EXERCISE PROMPT — Drop the pictures from the entries below, then reproduce the rest exactly.

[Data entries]
::::::::

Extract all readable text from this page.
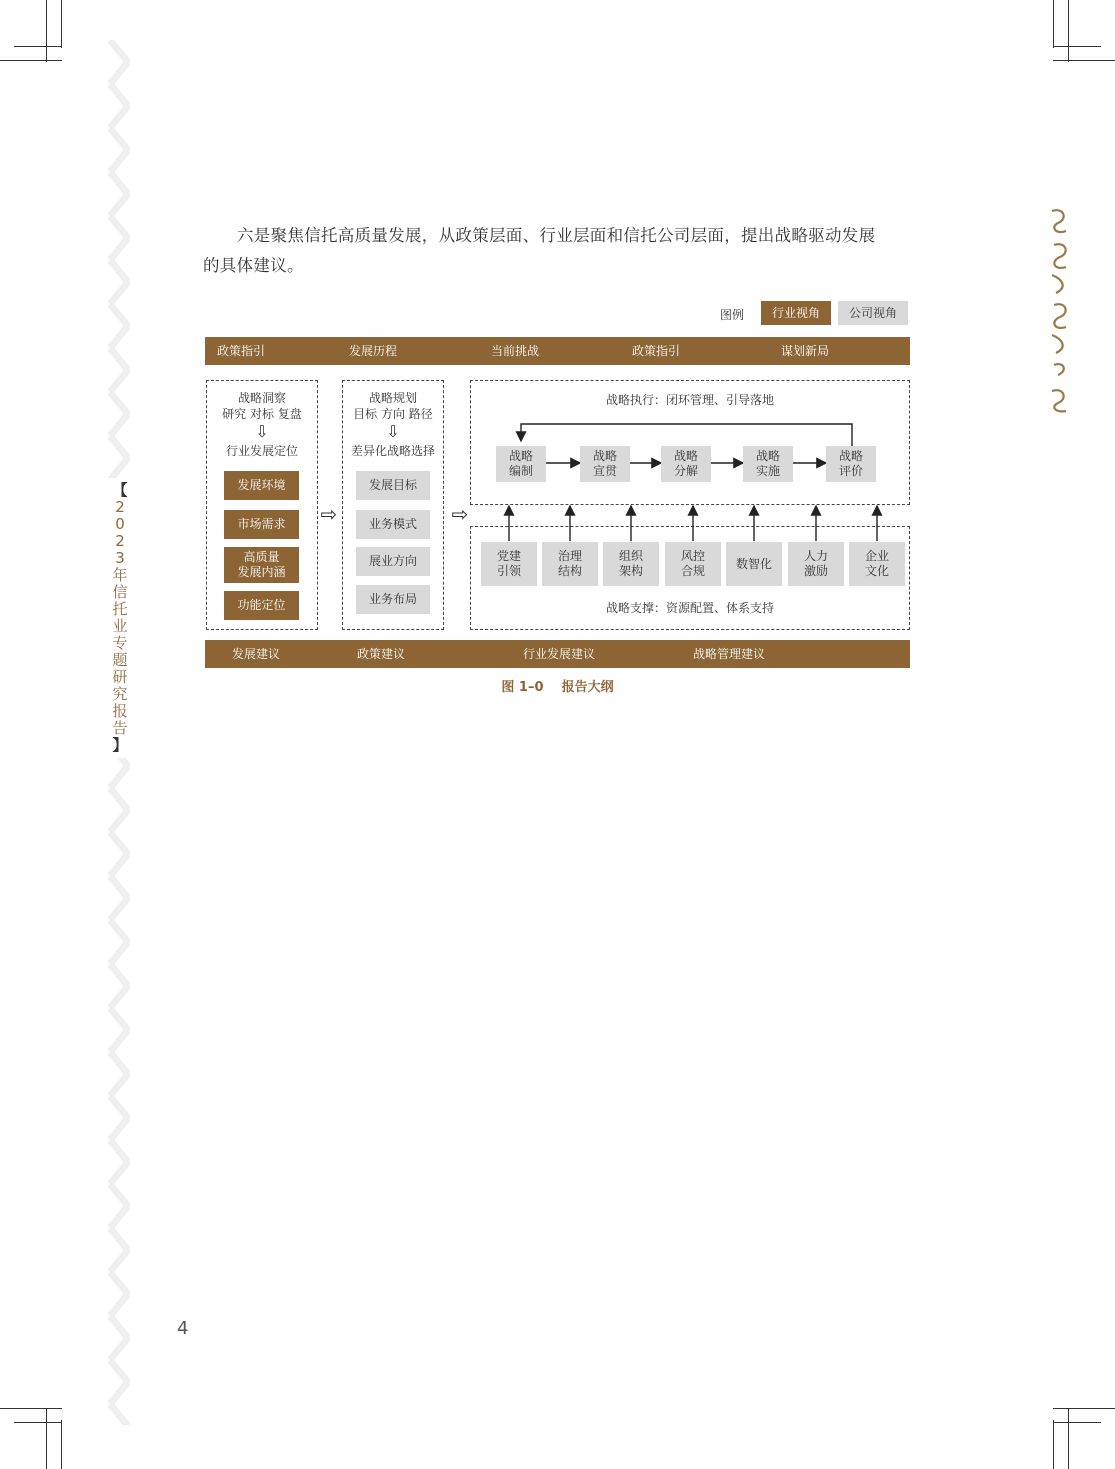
【
2
0
2
3
年
信
托
业
专
题
研
究
报
告
】
六是聚焦信托高质量发展，从政策层面、行业层面和信托公司层面，提出战略驱动发展
的具体建议。
图例	行业视角	公司视角
政策指引	发展历程	当前挑战	政策指引	谋划新局
战略洞察
研究 对标 复盘
⇩
行业发展定位
发展环境
市场需求
高质量
发展内涵
功能定位
⇨
战略规划
目标 方向 路径
⇩
差异化战略选择
发展目标
业务模式
展业方向
业务布局
⇨
战略执行：闭环管理、引导落地
战略支撑：资源配置、体系支持
战略
编制
战略
宣贯
战略
分解
战略
实施
战略
评价
党建
引领
治理
结构
组织
架构
风控
合规
数智化
人力
激励
企业
文化
发展建议	政策建议	行业发展建议	战略管理建议
图 1–0 报告大纲
4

::::::::

RESULT OF THIS EXERCISE —
Extract all readable text from this page.
【
2
0
2
3
年
信
托
业
专
题
研
究
报
告
】
六是聚焦信托高质量发展，从政策层面、行业层面和信托公司层面，提出战略驱动发展
的具体建议。
图例	行业视角	公司视角
政策指引	发展历程	当前挑战	政策指引	谋划新局
战略洞察
研究 对标 复盘
⇩
行业发展定位
发展环境
市场需求
高质量
发展内涵
功能定位
⇨
战略规划
目标 方向 路径
⇩
差异化战略选择
发展目标
业务模式
展业方向
业务布局
⇨
战略执行：闭环管理、引导落地
战略支撑：资源配置、体系支持
战略
编制
战略
宣贯
战略
分解
战略
实施
战略
评价
党建
引领
治理
结构
组织
架构
风控
合规
数智化
人力
激励
企业
文化
发展建议	政策建议	行业发展建议	战略管理建议
图 1–0 报告大纲
4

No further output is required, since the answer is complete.